> Problem to work on:
Write out all records as given; omit images.

> Supplied entries:
*****
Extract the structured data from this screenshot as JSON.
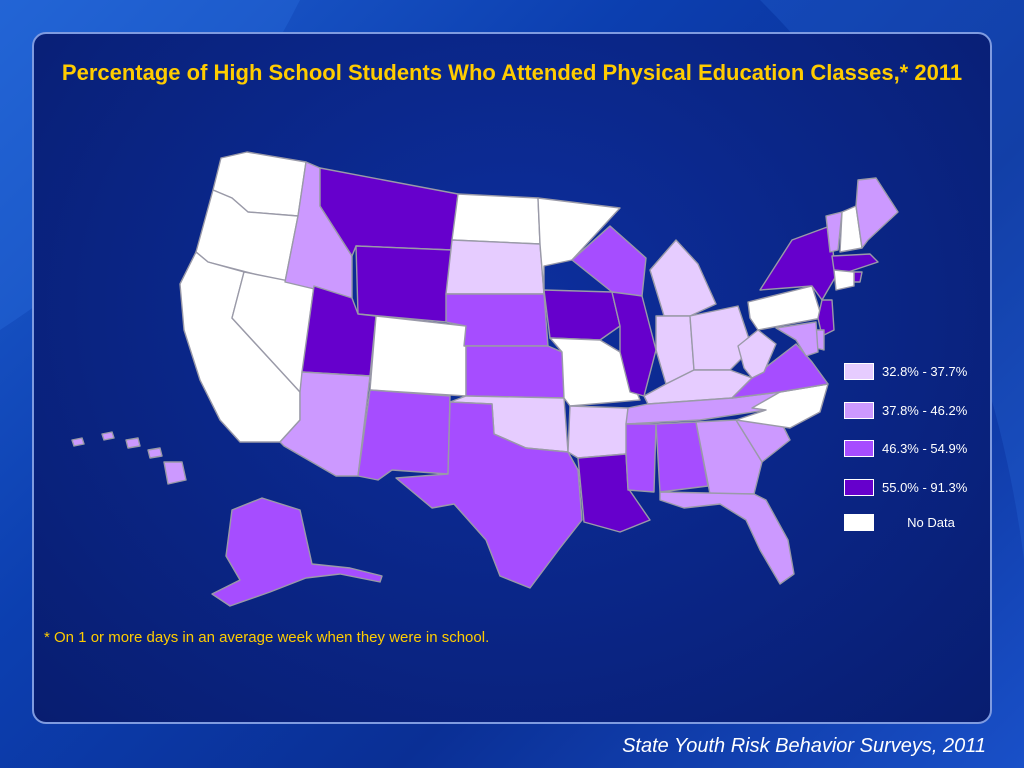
{
  "title": "Percentage of High School Students Who Attended Physical Education Classes,* 2011",
  "footnote": "* On 1 or more days in an average week when they were in school.",
  "source": "State Youth Risk Behavior Surveys, 2011",
  "colors": {
    "bin1": "#e6ccff",
    "bin2": "#cc99ff",
    "bin3": "#a64dff",
    "bin4": "#6600cc",
    "nodata": "#ffffff",
    "border": "#9a9aa8"
  },
  "legend": [
    {
      "label": "32.8% - 37.7%",
      "color": "#e6ccff"
    },
    {
      "label": "37.8% - 46.2%",
      "color": "#cc99ff"
    },
    {
      "label": "46.3% - 54.9%",
      "color": "#a64dff"
    },
    {
      "label": "55.0% - 91.3%",
      "color": "#6600cc"
    },
    {
      "label": "No Data",
      "color": "#ffffff"
    }
  ],
  "states": {
    "WA": "nodata",
    "OR": "nodata",
    "CA": "nodata",
    "NV": "nodata",
    "ID": "bin2",
    "MT": "bin4",
    "WY": "bin4",
    "UT": "bin4",
    "CO": "nodata",
    "AZ": "bin2",
    "NM": "bin3",
    "ND": "nodata",
    "SD": "bin1",
    "NE": "bin3",
    "KS": "bin3",
    "OK": "bin1",
    "TX": "bin3",
    "MN": "nodata",
    "IA": "bin4",
    "MO": "nodata",
    "AR": "bin1",
    "LA": "bin4",
    "WI": "bin3",
    "IL": "bin4",
    "MI": "bin1",
    "IN": "bin1",
    "OH": "bin1",
    "KY": "bin1",
    "TN": "bin2",
    "MS": "bin3",
    "AL": "bin3",
    "GA": "bin2",
    "FL": "bin2",
    "SC": "bin2",
    "NC": "nodata",
    "VA": "bin3",
    "WV": "bin1",
    "PA": "nodata",
    "NY": "bin4",
    "VT": "bin2",
    "NH": "nodata",
    "ME": "bin2",
    "MA": "bin4",
    "RI": "bin4",
    "CT": "nodata",
    "NJ": "bin4",
    "DE": "bin2",
    "MD": "bin2",
    "AK": "bin3",
    "HI": "bin2"
  }
}
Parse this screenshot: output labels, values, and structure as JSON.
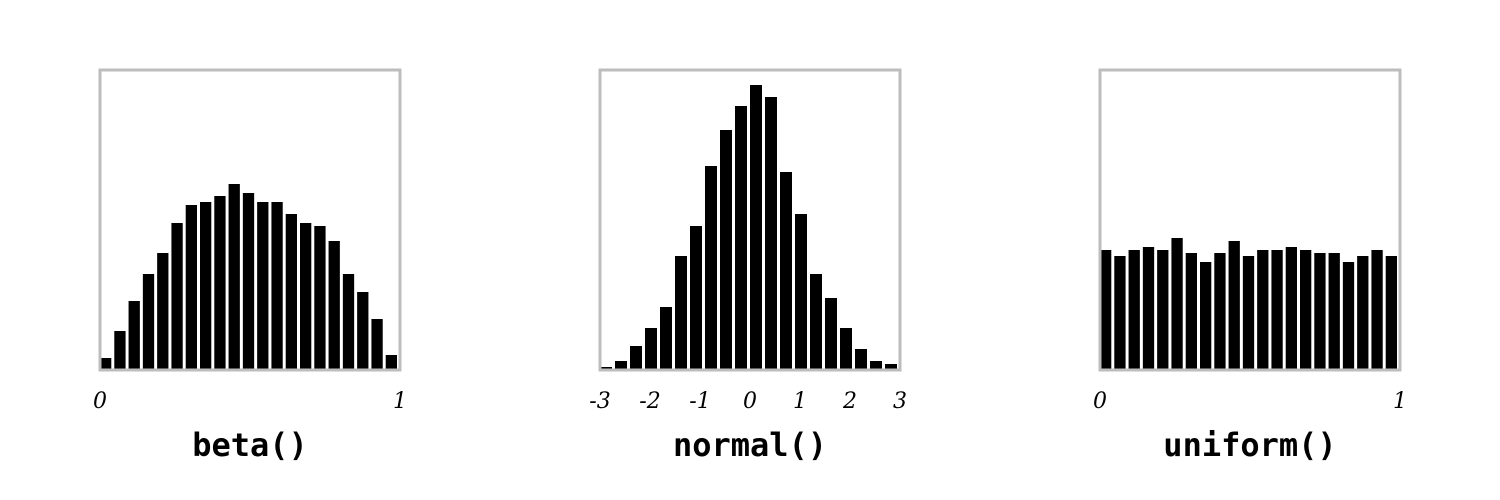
{
  "chart_data": [
    {
      "type": "bar",
      "title": "beta()",
      "xlim": [
        0,
        1
      ],
      "ylim": [
        0,
        1
      ],
      "xticks": [
        "0",
        "1"
      ],
      "grid": false,
      "values": [
        0.04,
        0.13,
        0.23,
        0.32,
        0.39,
        0.49,
        0.55,
        0.56,
        0.58,
        0.62,
        0.59,
        0.56,
        0.56,
        0.52,
        0.49,
        0.48,
        0.43,
        0.32,
        0.26,
        0.17,
        0.05
      ]
    },
    {
      "type": "bar",
      "title": "normal()",
      "xlim": [
        -3,
        3
      ],
      "ylim": [
        0,
        1
      ],
      "xticks": [
        "-3",
        "-2",
        "-1",
        "0",
        "1",
        "2",
        "3"
      ],
      "grid": false,
      "values": [
        0.01,
        0.03,
        0.08,
        0.14,
        0.21,
        0.38,
        0.48,
        0.68,
        0.8,
        0.88,
        0.95,
        0.91,
        0.66,
        0.52,
        0.32,
        0.24,
        0.14,
        0.07,
        0.03,
        0.02
      ]
    },
    {
      "type": "bar",
      "title": "uniform()",
      "xlim": [
        0,
        1
      ],
      "ylim": [
        0,
        1
      ],
      "xticks": [
        "0",
        "1"
      ],
      "grid": false,
      "values": [
        0.4,
        0.38,
        0.4,
        0.41,
        0.4,
        0.44,
        0.39,
        0.36,
        0.39,
        0.43,
        0.38,
        0.4,
        0.4,
        0.41,
        0.4,
        0.39,
        0.39,
        0.36,
        0.38,
        0.4,
        0.38
      ]
    }
  ]
}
*****
> Solved problem:
Extract the structured data from this screenshot as JSON.
{
  "title": "Percentage of High School Students Who Attended Physical Education Classes,* 2011",
  "footnote": "* On 1 or more days in an average week when they were in school.",
  "source": "State Youth Risk Behavior Surveys, 2011",
  "colors": {
    "bin1": "#e6ccff",
    "bin2": "#cc99ff",
    "bin3": "#a64dff",
    "bin4": "#6600cc",
    "nodata": "#ffffff",
    "border": "#9a9aa8"
  },
  "legend": [
    {
      "label": "32.8% - 37.7%",
      "color": "#e6ccff"
    },
    {
      "label": "37.8% - 46.2%",
      "color": "#cc99ff"
    },
    {
      "label": "46.3% - 54.9%",
      "color": "#a64dff"
    },
    {
      "label": "55.0% - 91.3%",
      "color": "#6600cc"
    },
    {
      "label": "No Data",
      "color": "#ffffff"
    }
  ],
  "states": {
    "WA": "nodata",
    "OR": "nodata",
    "CA": "nodata",
    "NV": "nodata",
    "ID": "bin2",
    "MT": "bin4",
    "WY": "bin4",
    "UT": "bin4",
    "CO": "nodata",
    "AZ": "bin2",
    "NM": "bin3",
    "ND": "nodata",
    "SD": "bin1",
    "NE": "bin3",
    "KS": "bin3",
    "OK": "bin1",
    "TX": "bin3",
    "MN": "nodata",
    "IA": "bin4",
    "MO": "nodata",
    "AR": "bin1",
    "LA": "bin4",
    "WI": "bin3",
    "IL": "bin4",
    "MI": "bin1",
    "IN": "bin1",
    "OH": "bin1",
    "KY": "bin1",
    "TN": "bin2",
    "MS": "bin3",
    "AL": "bin3",
    "GA": "bin2",
    "FL": "bin2",
    "SC": "bin2",
    "NC": "nodata",
    "VA": "bin3",
    "WV": "bin1",
    "PA": "nodata",
    "NY": "bin4",
    "VT": "bin2",
    "NH": "nodata",
    "ME": "bin2",
    "MA": "bin4",
    "RI": "bin4",
    "CT": "nodata",
    "NJ": "bin4",
    "DE": "bin2",
    "MD": "bin2",
    "AK": "bin3",
    "HI": "bin2"
  }
}
Parse this screenshot: output labels, values, and structure as JSON.
{
  "chart_data": [
    {
      "type": "bar",
      "title": "beta()",
      "xlim": [
        0,
        1
      ],
      "ylim": [
        0,
        1
      ],
      "xticks": [
        "0",
        "1"
      ],
      "grid": false,
      "values": [
        0.04,
        0.13,
        0.23,
        0.32,
        0.39,
        0.49,
        0.55,
        0.56,
        0.58,
        0.62,
        0.59,
        0.56,
        0.56,
        0.52,
        0.49,
        0.48,
        0.43,
        0.32,
        0.26,
        0.17,
        0.05
      ]
    },
    {
      "type": "bar",
      "title": "normal()",
      "xlim": [
        -3,
        3
      ],
      "ylim": [
        0,
        1
      ],
      "xticks": [
        "-3",
        "-2",
        "-1",
        "0",
        "1",
        "2",
        "3"
      ],
      "grid": false,
      "values": [
        0.01,
        0.03,
        0.08,
        0.14,
        0.21,
        0.38,
        0.48,
        0.68,
        0.8,
        0.88,
        0.95,
        0.91,
        0.66,
        0.52,
        0.32,
        0.24,
        0.14,
        0.07,
        0.03,
        0.02
      ]
    },
    {
      "type": "bar",
      "title": "uniform()",
      "xlim": [
        0,
        1
      ],
      "ylim": [
        0,
        1
      ],
      "xticks": [
        "0",
        "1"
      ],
      "grid": false,
      "values": [
        0.4,
        0.38,
        0.4,
        0.41,
        0.4,
        0.44,
        0.39,
        0.36,
        0.39,
        0.43,
        0.38,
        0.4,
        0.4,
        0.41,
        0.4,
        0.39,
        0.39,
        0.36,
        0.38,
        0.4,
        0.38
      ]
    }
  ]
}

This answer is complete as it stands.